Give the listing again exactly, omitting its images.

(Part of a data file)
◆ ◆ ◆ ◆
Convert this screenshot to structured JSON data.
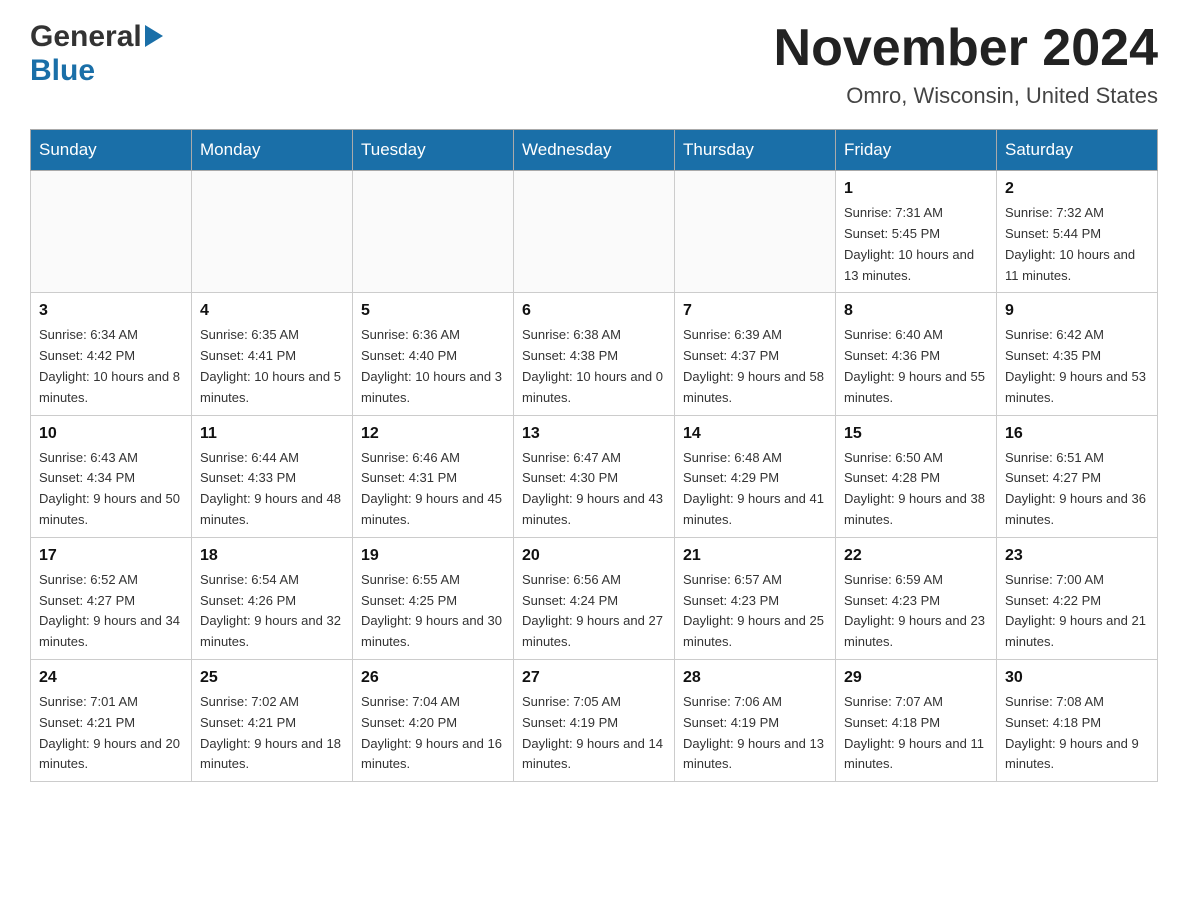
{
  "header": {
    "logo_general": "General",
    "logo_blue": "Blue",
    "title": "November 2024",
    "subtitle": "Omro, Wisconsin, United States"
  },
  "calendar": {
    "days_of_week": [
      "Sunday",
      "Monday",
      "Tuesday",
      "Wednesday",
      "Thursday",
      "Friday",
      "Saturday"
    ],
    "weeks": [
      [
        {
          "day": "",
          "info": ""
        },
        {
          "day": "",
          "info": ""
        },
        {
          "day": "",
          "info": ""
        },
        {
          "day": "",
          "info": ""
        },
        {
          "day": "",
          "info": ""
        },
        {
          "day": "1",
          "info": "Sunrise: 7:31 AM\nSunset: 5:45 PM\nDaylight: 10 hours and 13 minutes."
        },
        {
          "day": "2",
          "info": "Sunrise: 7:32 AM\nSunset: 5:44 PM\nDaylight: 10 hours and 11 minutes."
        }
      ],
      [
        {
          "day": "3",
          "info": "Sunrise: 6:34 AM\nSunset: 4:42 PM\nDaylight: 10 hours and 8 minutes."
        },
        {
          "day": "4",
          "info": "Sunrise: 6:35 AM\nSunset: 4:41 PM\nDaylight: 10 hours and 5 minutes."
        },
        {
          "day": "5",
          "info": "Sunrise: 6:36 AM\nSunset: 4:40 PM\nDaylight: 10 hours and 3 minutes."
        },
        {
          "day": "6",
          "info": "Sunrise: 6:38 AM\nSunset: 4:38 PM\nDaylight: 10 hours and 0 minutes."
        },
        {
          "day": "7",
          "info": "Sunrise: 6:39 AM\nSunset: 4:37 PM\nDaylight: 9 hours and 58 minutes."
        },
        {
          "day": "8",
          "info": "Sunrise: 6:40 AM\nSunset: 4:36 PM\nDaylight: 9 hours and 55 minutes."
        },
        {
          "day": "9",
          "info": "Sunrise: 6:42 AM\nSunset: 4:35 PM\nDaylight: 9 hours and 53 minutes."
        }
      ],
      [
        {
          "day": "10",
          "info": "Sunrise: 6:43 AM\nSunset: 4:34 PM\nDaylight: 9 hours and 50 minutes."
        },
        {
          "day": "11",
          "info": "Sunrise: 6:44 AM\nSunset: 4:33 PM\nDaylight: 9 hours and 48 minutes."
        },
        {
          "day": "12",
          "info": "Sunrise: 6:46 AM\nSunset: 4:31 PM\nDaylight: 9 hours and 45 minutes."
        },
        {
          "day": "13",
          "info": "Sunrise: 6:47 AM\nSunset: 4:30 PM\nDaylight: 9 hours and 43 minutes."
        },
        {
          "day": "14",
          "info": "Sunrise: 6:48 AM\nSunset: 4:29 PM\nDaylight: 9 hours and 41 minutes."
        },
        {
          "day": "15",
          "info": "Sunrise: 6:50 AM\nSunset: 4:28 PM\nDaylight: 9 hours and 38 minutes."
        },
        {
          "day": "16",
          "info": "Sunrise: 6:51 AM\nSunset: 4:27 PM\nDaylight: 9 hours and 36 minutes."
        }
      ],
      [
        {
          "day": "17",
          "info": "Sunrise: 6:52 AM\nSunset: 4:27 PM\nDaylight: 9 hours and 34 minutes."
        },
        {
          "day": "18",
          "info": "Sunrise: 6:54 AM\nSunset: 4:26 PM\nDaylight: 9 hours and 32 minutes."
        },
        {
          "day": "19",
          "info": "Sunrise: 6:55 AM\nSunset: 4:25 PM\nDaylight: 9 hours and 30 minutes."
        },
        {
          "day": "20",
          "info": "Sunrise: 6:56 AM\nSunset: 4:24 PM\nDaylight: 9 hours and 27 minutes."
        },
        {
          "day": "21",
          "info": "Sunrise: 6:57 AM\nSunset: 4:23 PM\nDaylight: 9 hours and 25 minutes."
        },
        {
          "day": "22",
          "info": "Sunrise: 6:59 AM\nSunset: 4:23 PM\nDaylight: 9 hours and 23 minutes."
        },
        {
          "day": "23",
          "info": "Sunrise: 7:00 AM\nSunset: 4:22 PM\nDaylight: 9 hours and 21 minutes."
        }
      ],
      [
        {
          "day": "24",
          "info": "Sunrise: 7:01 AM\nSunset: 4:21 PM\nDaylight: 9 hours and 20 minutes."
        },
        {
          "day": "25",
          "info": "Sunrise: 7:02 AM\nSunset: 4:21 PM\nDaylight: 9 hours and 18 minutes."
        },
        {
          "day": "26",
          "info": "Sunrise: 7:04 AM\nSunset: 4:20 PM\nDaylight: 9 hours and 16 minutes."
        },
        {
          "day": "27",
          "info": "Sunrise: 7:05 AM\nSunset: 4:19 PM\nDaylight: 9 hours and 14 minutes."
        },
        {
          "day": "28",
          "info": "Sunrise: 7:06 AM\nSunset: 4:19 PM\nDaylight: 9 hours and 13 minutes."
        },
        {
          "day": "29",
          "info": "Sunrise: 7:07 AM\nSunset: 4:18 PM\nDaylight: 9 hours and 11 minutes."
        },
        {
          "day": "30",
          "info": "Sunrise: 7:08 AM\nSunset: 4:18 PM\nDaylight: 9 hours and 9 minutes."
        }
      ]
    ]
  }
}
◆ ◆ ◆ ◆
[THE ANSWER]
Convert this screenshot to structured JSON data.
{
  "header": {
    "logo_general": "General",
    "logo_blue": "Blue",
    "title": "November 2024",
    "subtitle": "Omro, Wisconsin, United States"
  },
  "calendar": {
    "days_of_week": [
      "Sunday",
      "Monday",
      "Tuesday",
      "Wednesday",
      "Thursday",
      "Friday",
      "Saturday"
    ],
    "weeks": [
      [
        {
          "day": "",
          "info": ""
        },
        {
          "day": "",
          "info": ""
        },
        {
          "day": "",
          "info": ""
        },
        {
          "day": "",
          "info": ""
        },
        {
          "day": "",
          "info": ""
        },
        {
          "day": "1",
          "info": "Sunrise: 7:31 AM\nSunset: 5:45 PM\nDaylight: 10 hours and 13 minutes."
        },
        {
          "day": "2",
          "info": "Sunrise: 7:32 AM\nSunset: 5:44 PM\nDaylight: 10 hours and 11 minutes."
        }
      ],
      [
        {
          "day": "3",
          "info": "Sunrise: 6:34 AM\nSunset: 4:42 PM\nDaylight: 10 hours and 8 minutes."
        },
        {
          "day": "4",
          "info": "Sunrise: 6:35 AM\nSunset: 4:41 PM\nDaylight: 10 hours and 5 minutes."
        },
        {
          "day": "5",
          "info": "Sunrise: 6:36 AM\nSunset: 4:40 PM\nDaylight: 10 hours and 3 minutes."
        },
        {
          "day": "6",
          "info": "Sunrise: 6:38 AM\nSunset: 4:38 PM\nDaylight: 10 hours and 0 minutes."
        },
        {
          "day": "7",
          "info": "Sunrise: 6:39 AM\nSunset: 4:37 PM\nDaylight: 9 hours and 58 minutes."
        },
        {
          "day": "8",
          "info": "Sunrise: 6:40 AM\nSunset: 4:36 PM\nDaylight: 9 hours and 55 minutes."
        },
        {
          "day": "9",
          "info": "Sunrise: 6:42 AM\nSunset: 4:35 PM\nDaylight: 9 hours and 53 minutes."
        }
      ],
      [
        {
          "day": "10",
          "info": "Sunrise: 6:43 AM\nSunset: 4:34 PM\nDaylight: 9 hours and 50 minutes."
        },
        {
          "day": "11",
          "info": "Sunrise: 6:44 AM\nSunset: 4:33 PM\nDaylight: 9 hours and 48 minutes."
        },
        {
          "day": "12",
          "info": "Sunrise: 6:46 AM\nSunset: 4:31 PM\nDaylight: 9 hours and 45 minutes."
        },
        {
          "day": "13",
          "info": "Sunrise: 6:47 AM\nSunset: 4:30 PM\nDaylight: 9 hours and 43 minutes."
        },
        {
          "day": "14",
          "info": "Sunrise: 6:48 AM\nSunset: 4:29 PM\nDaylight: 9 hours and 41 minutes."
        },
        {
          "day": "15",
          "info": "Sunrise: 6:50 AM\nSunset: 4:28 PM\nDaylight: 9 hours and 38 minutes."
        },
        {
          "day": "16",
          "info": "Sunrise: 6:51 AM\nSunset: 4:27 PM\nDaylight: 9 hours and 36 minutes."
        }
      ],
      [
        {
          "day": "17",
          "info": "Sunrise: 6:52 AM\nSunset: 4:27 PM\nDaylight: 9 hours and 34 minutes."
        },
        {
          "day": "18",
          "info": "Sunrise: 6:54 AM\nSunset: 4:26 PM\nDaylight: 9 hours and 32 minutes."
        },
        {
          "day": "19",
          "info": "Sunrise: 6:55 AM\nSunset: 4:25 PM\nDaylight: 9 hours and 30 minutes."
        },
        {
          "day": "20",
          "info": "Sunrise: 6:56 AM\nSunset: 4:24 PM\nDaylight: 9 hours and 27 minutes."
        },
        {
          "day": "21",
          "info": "Sunrise: 6:57 AM\nSunset: 4:23 PM\nDaylight: 9 hours and 25 minutes."
        },
        {
          "day": "22",
          "info": "Sunrise: 6:59 AM\nSunset: 4:23 PM\nDaylight: 9 hours and 23 minutes."
        },
        {
          "day": "23",
          "info": "Sunrise: 7:00 AM\nSunset: 4:22 PM\nDaylight: 9 hours and 21 minutes."
        }
      ],
      [
        {
          "day": "24",
          "info": "Sunrise: 7:01 AM\nSunset: 4:21 PM\nDaylight: 9 hours and 20 minutes."
        },
        {
          "day": "25",
          "info": "Sunrise: 7:02 AM\nSunset: 4:21 PM\nDaylight: 9 hours and 18 minutes."
        },
        {
          "day": "26",
          "info": "Sunrise: 7:04 AM\nSunset: 4:20 PM\nDaylight: 9 hours and 16 minutes."
        },
        {
          "day": "27",
          "info": "Sunrise: 7:05 AM\nSunset: 4:19 PM\nDaylight: 9 hours and 14 minutes."
        },
        {
          "day": "28",
          "info": "Sunrise: 7:06 AM\nSunset: 4:19 PM\nDaylight: 9 hours and 13 minutes."
        },
        {
          "day": "29",
          "info": "Sunrise: 7:07 AM\nSunset: 4:18 PM\nDaylight: 9 hours and 11 minutes."
        },
        {
          "day": "30",
          "info": "Sunrise: 7:08 AM\nSunset: 4:18 PM\nDaylight: 9 hours and 9 minutes."
        }
      ]
    ]
  }
}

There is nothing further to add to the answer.